*Aim of the exercise:* Your task is to repeat all of the material exactly.

*Given entries:*
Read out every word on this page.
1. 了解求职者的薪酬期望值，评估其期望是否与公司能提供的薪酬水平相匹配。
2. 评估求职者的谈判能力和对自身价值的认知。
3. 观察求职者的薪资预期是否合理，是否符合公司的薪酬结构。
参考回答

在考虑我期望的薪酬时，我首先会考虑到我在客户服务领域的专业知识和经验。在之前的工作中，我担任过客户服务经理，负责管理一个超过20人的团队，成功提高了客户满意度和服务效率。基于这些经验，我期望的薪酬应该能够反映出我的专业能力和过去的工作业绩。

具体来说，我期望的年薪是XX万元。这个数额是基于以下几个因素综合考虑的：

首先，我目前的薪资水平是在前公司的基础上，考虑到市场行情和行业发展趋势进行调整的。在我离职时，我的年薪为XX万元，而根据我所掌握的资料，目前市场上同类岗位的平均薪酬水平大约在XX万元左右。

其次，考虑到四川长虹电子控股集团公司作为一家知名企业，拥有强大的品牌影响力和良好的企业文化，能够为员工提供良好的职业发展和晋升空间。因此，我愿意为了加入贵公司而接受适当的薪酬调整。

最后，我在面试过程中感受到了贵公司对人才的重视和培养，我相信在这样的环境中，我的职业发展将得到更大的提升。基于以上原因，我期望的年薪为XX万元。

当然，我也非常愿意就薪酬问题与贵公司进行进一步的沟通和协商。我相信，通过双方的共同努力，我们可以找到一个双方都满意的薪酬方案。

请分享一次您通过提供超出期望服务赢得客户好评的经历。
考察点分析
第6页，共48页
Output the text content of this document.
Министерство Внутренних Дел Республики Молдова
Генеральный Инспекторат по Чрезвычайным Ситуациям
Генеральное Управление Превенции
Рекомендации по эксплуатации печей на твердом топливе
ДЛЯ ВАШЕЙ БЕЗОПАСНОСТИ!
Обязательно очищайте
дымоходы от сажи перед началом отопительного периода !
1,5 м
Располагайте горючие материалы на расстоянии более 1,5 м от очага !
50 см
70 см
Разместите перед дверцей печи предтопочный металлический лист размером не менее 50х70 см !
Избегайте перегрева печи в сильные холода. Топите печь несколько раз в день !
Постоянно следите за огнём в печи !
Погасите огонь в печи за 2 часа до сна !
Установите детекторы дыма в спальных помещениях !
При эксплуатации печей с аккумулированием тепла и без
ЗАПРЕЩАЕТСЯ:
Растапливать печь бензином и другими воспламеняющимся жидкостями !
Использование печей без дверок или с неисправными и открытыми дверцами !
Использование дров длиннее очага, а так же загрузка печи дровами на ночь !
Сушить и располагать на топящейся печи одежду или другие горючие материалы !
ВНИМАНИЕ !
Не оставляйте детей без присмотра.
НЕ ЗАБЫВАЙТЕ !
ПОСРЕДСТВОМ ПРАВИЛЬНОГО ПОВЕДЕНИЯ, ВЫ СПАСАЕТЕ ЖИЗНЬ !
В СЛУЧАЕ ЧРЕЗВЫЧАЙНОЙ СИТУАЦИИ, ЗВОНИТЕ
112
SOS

*Answer to this problem:*
Read out every word on this page.
1. 了解求职者的薪酬期望值，评估其期望是否与公司能提供的薪酬水平相匹配。
2. 评估求职者的谈判能力和对自身价值的认知。
3. 观察求职者的薪资预期是否合理，是否符合公司的薪酬结构。
参考回答

在考虑我期望的薪酬时，我首先会考虑到我在客户服务领域的专业知识和经验。在之前的工作中，我担任过客户服务经理，负责管理一个超过20人的团队，成功提高了客户满意度和服务效率。基于这些经验，我期望的薪酬应该能够反映出我的专业能力和过去的工作业绩。

具体来说，我期望的年薪是XX万元。这个数额是基于以下几个因素综合考虑的：

首先，我目前的薪资水平是在前公司的基础上，考虑到市场行情和行业发展趋势进行调整的。在我离职时，我的年薪为XX万元，而根据我所掌握的资料，目前市场上同类岗位的平均薪酬水平大约在XX万元左右。

其次，考虑到四川长虹电子控股集团公司作为一家知名企业，拥有强大的品牌影响力和良好的企业文化，能够为员工提供良好的职业发展和晋升空间。因此，我愿意为了加入贵公司而接受适当的薪酬调整。

最后，我在面试过程中感受到了贵公司对人才的重视和培养，我相信在这样的环境中，我的职业发展将得到更大的提升。基于以上原因，我期望的年薪为XX万元。

当然，我也非常愿意就薪酬问题与贵公司进行进一步的沟通和协商。我相信，通过双方的共同努力，我们可以找到一个双方都满意的薪酬方案。

请分享一次您通过提供超出期望服务赢得客户好评的经历。
考察点分析
第6页，共48页
Output the text content of this document.
Министерство Внутренних Дел Республики Молдова
Генеральный Инспекторат по Чрезвычайным Ситуациям
Генеральное Управление Превенции
Рекомендации по эксплуатации печей на твердом топливе
ДЛЯ ВАШЕЙ БЕЗОПАСНОСТИ!
Обязательно очищайте
дымоходы от сажи перед началом отопительного периода !
1,5 м
Располагайте горючие материалы на расстоянии более 1,5 м от очага !
50 см
70 см
Разместите перед дверцей печи предтопочный металлический лист размером не менее 50х70 см !
Избегайте перегрева печи в сильные холода. Топите печь несколько раз в день !
Постоянно следите за огнём в печи !
Погасите огонь в печи за 2 часа до сна !
Установите детекторы дыма в спальных помещениях !
При эксплуатации печей с аккумулированием тепла и без
ЗАПРЕЩАЕТСЯ:
Растапливать печь бензином и другими воспламеняющимся жидкостями !
Использование печей без дверок или с неисправными и открытыми дверцами !
Использование дров длиннее очага, а так же загрузка печи дровами на ночь !
Сушить и располагать на топящейся печи одежду или другие горючие материалы !
ВНИМАНИЕ !
Не оставляйте детей без присмотра.
НЕ ЗАБЫВАЙТЕ !
ПОСРЕДСТВОМ ПРАВИЛЬНОГО ПОВЕДЕНИЯ, ВЫ СПАСАЕТЕ ЖИЗНЬ !
В СЛУЧАЕ ЧРЕЗВЫЧАЙНОЙ СИТУАЦИИ, ЗВОНИТЕ
112
SOS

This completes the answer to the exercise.